TO DO | In your copy, leave out the pictures; write out all the data exactly.

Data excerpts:
## BEGIN

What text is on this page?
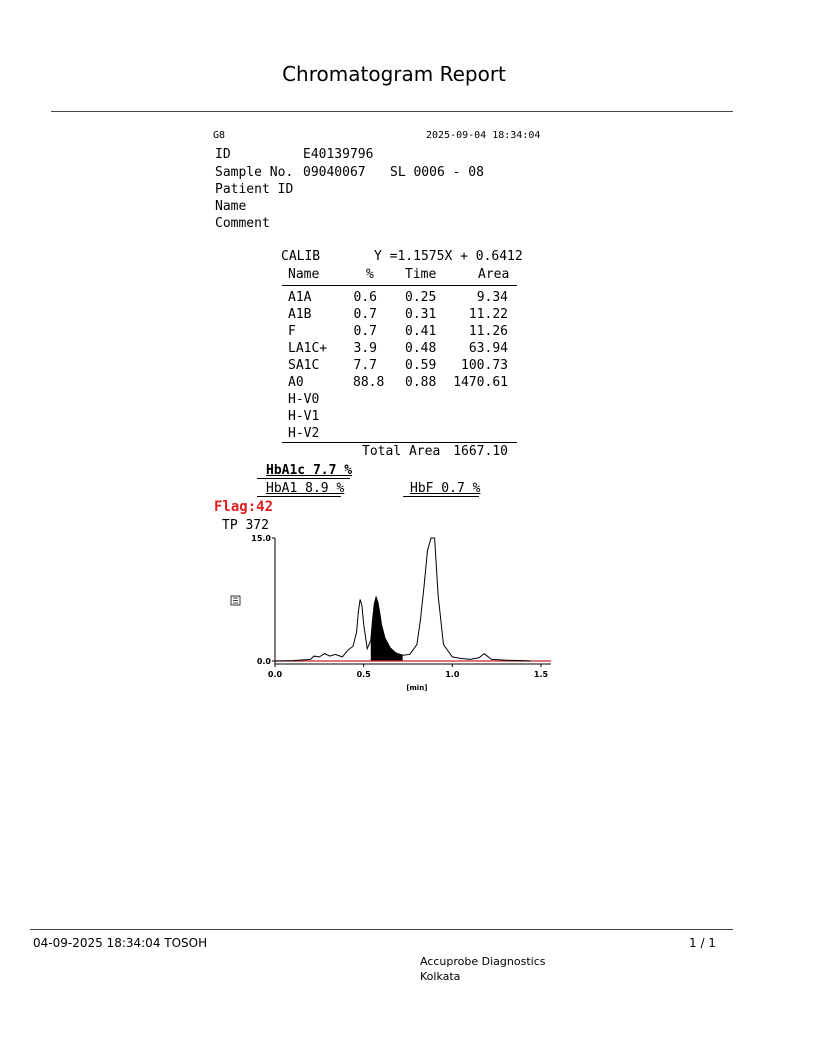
Chromatogram Report
G8	2025-09-04 18:34:04
ID	E40139796
Sample No. 09040067 SL 0006 - 08
Patient ID
Name
Comment
CALIB	Y =1.1575X + 0.6412
Name	% Time	Area
A1A	0.6 0.25	9.34
A1B	0.7 0.31	11.22
F	0.7 0.41	11.26
LA1C+ 3.9 0.48	63.94
SA1C	7.7 0.59	100.73
A0	88.8 0.88	1470.61
H-V0
H-V1
H-V2
Total Area 1667.10
HbA1c 7.7 %
HbA1 8.9 %	HbF 0.7 %
Flag:42
TP 372
15.0
0.0
0.0	0.5	1.0	1.5
[min]
04-09-2025 18:34:04 TOSOH	1 / 1
Accuprobe Diagnostics
Kolkata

## END

REPLY TO THE EXERCISE |
What text is on this page?
Chromatogram Report
G8	2025-09-04 18:34:04
ID	E40139796
Sample No. 09040067 SL 0006 - 08
Patient ID
Name
Comment
CALIB	Y =1.1575X + 0.6412
Name	% Time	Area
A1A	0.6 0.25	9.34
A1B	0.7 0.31	11.22
F	0.7 0.41	11.26
LA1C+ 3.9 0.48	63.94
SA1C	7.7 0.59	100.73
A0	88.8 0.88	1470.61
H-V0
H-V1
H-V2
Total Area 1667.10
HbA1c 7.7 %
HbA1 8.9 %	HbF 0.7 %
Flag:42
TP 372
15.0
0.0
0.0	0.5	1.0	1.5
[min]
04-09-2025 18:34:04 TOSOH	1 / 1
Accuprobe Diagnostics
Kolkata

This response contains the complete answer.